Compact low-power 8bit Binary Display (pwm, signals, more)

[MarkHaysHarris777]

8 bit binary display, compact low-power, inexpensive

bin_8bit_dsp.jpg (36.17 KiB) Viewed 765 times

I have been trying to achieve an 8bit compact low power display for GPIO code
experimentation; I think I achieved it with this!

This display is an 8 LED common anode mini-board comprised of 8 3mm LEDs each
with a forward current of 2ma, and having a forward voltate of 1.9v. All of the
ballast resistors are 330 ohm, 1/4 watt (the smaller ones).

The anodes of the LEDs are tied together (orange wires) and pinned to GPIO18
pin(12); the cathodes are individually pinned to four low order pins for green
board pins[37, 35, 33, 32), and to four high order pins for red [18, 15, 13, 11].

(The PWM & signal code, that drives this display demo, can be found below.)

> [DATA PROVIDED]:
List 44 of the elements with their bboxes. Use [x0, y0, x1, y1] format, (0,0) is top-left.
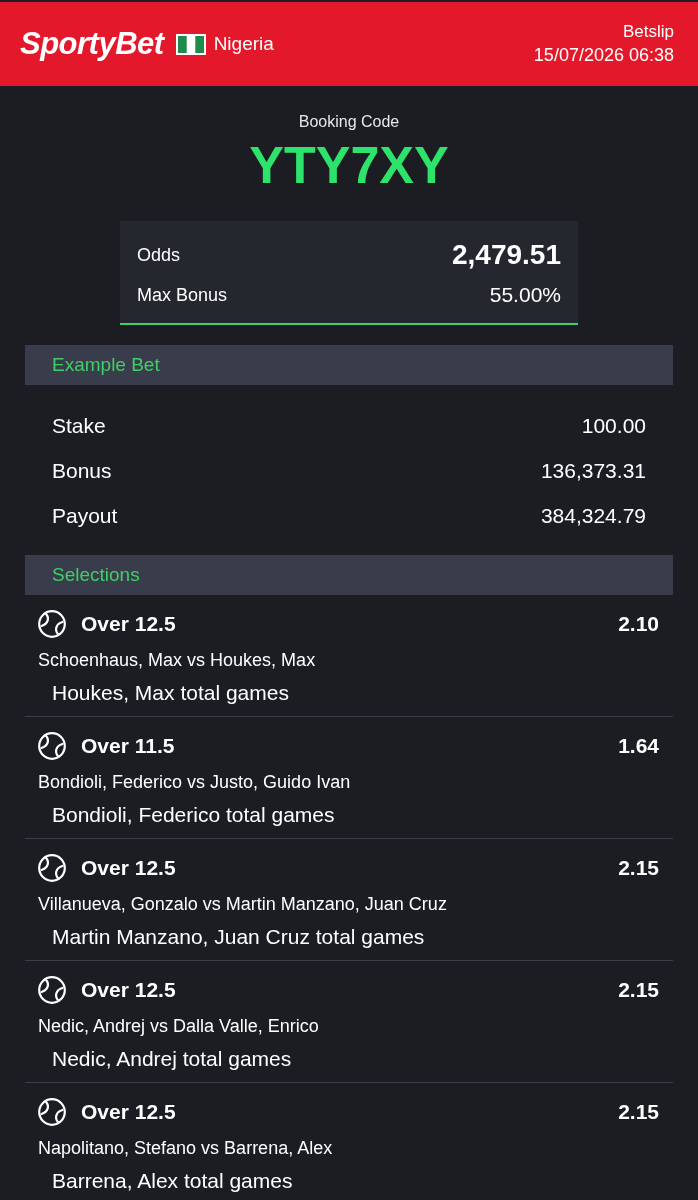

> [STATED GOAL 1]: Translate this sentence from the LED display post into Spanish: "All of the ballast resistors are 330 ohm, 1/4 watt (the smaller ones)."
> [STATED GOAL 2]: Echo the part of the LED display post starting with "This display is" and going on through "15, 13, 11].".
> [STATED GOAL 3]: In the LED display post, which GPIO pin are the tied-together anodes of the LEDs connected to?

> [FULL RESPONSE 1]: Todas las resistencias de balasto son de 330 ohmios, 1/4 de vatio (las más pequeñas).

> [FULL RESPONSE 2]:
This display is an 8 LED common anode mini-board comprised of 8 3mm LEDs each
with a forward current of 2ma, and having a forward voltate of 1.9v. All of the
ballast resistors are 330 ohm, 1/4 watt (the smaller ones).

The anodes of the LEDs are tied together (orange wires) and pinned to GPIO18
pin(12); the cathodes are individually pinned to four low order pins for green
board pins[37, 35, 33, 32), and to four high order pins for red [18, 15, 13, 11].

> [FULL RESPONSE 3]: GPIO18, pin 12.